# [DIRECTION]
Copy each line that contains the word "call".

# [RECORDS FOR THIS EXERCISE]

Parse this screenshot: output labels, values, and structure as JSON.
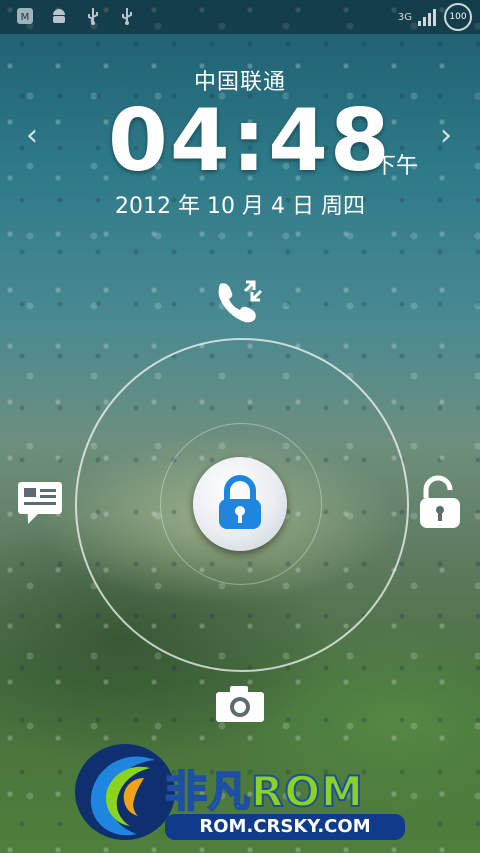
{
  "status_bar": {
    "icons_left": [
      "app-notification-icon",
      "android-debug-icon",
      "usb-icon",
      "usb-icon"
    ],
    "network_type": "3G",
    "battery_level": "100",
    "colors": {
      "icon": "#cfd8dc"
    }
  },
  "lockscreen": {
    "carrier": "中国联通",
    "time": "04:48",
    "ampm": "下午",
    "date": "2012 年 10 月 4 日 周四",
    "left_chevron": "‹",
    "right_chevron": "›",
    "targets": [
      {
        "name": "missed-call",
        "icon": "phone-call-icon"
      },
      {
        "name": "messages",
        "icon": "message-icon"
      },
      {
        "name": "unlock",
        "icon": "unlock-icon"
      },
      {
        "name": "camera",
        "icon": "camera-icon"
      }
    ],
    "lock_handle_icon": "lock-icon",
    "colors": {
      "lock_blue": "#1f86e0",
      "ring": "#ffffff"
    }
  },
  "watermark": {
    "title_part1": "非凡",
    "title_part2": "ROM",
    "url": "ROM.CRSKY.COM",
    "colors": {
      "accent_green": "#8bd321",
      "blue": "#1e4fa3"
    }
  }
}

# [SOLUTION TO THIS EXERCISE]
        "name": "missed-call",
        "icon": "phone-call-icon"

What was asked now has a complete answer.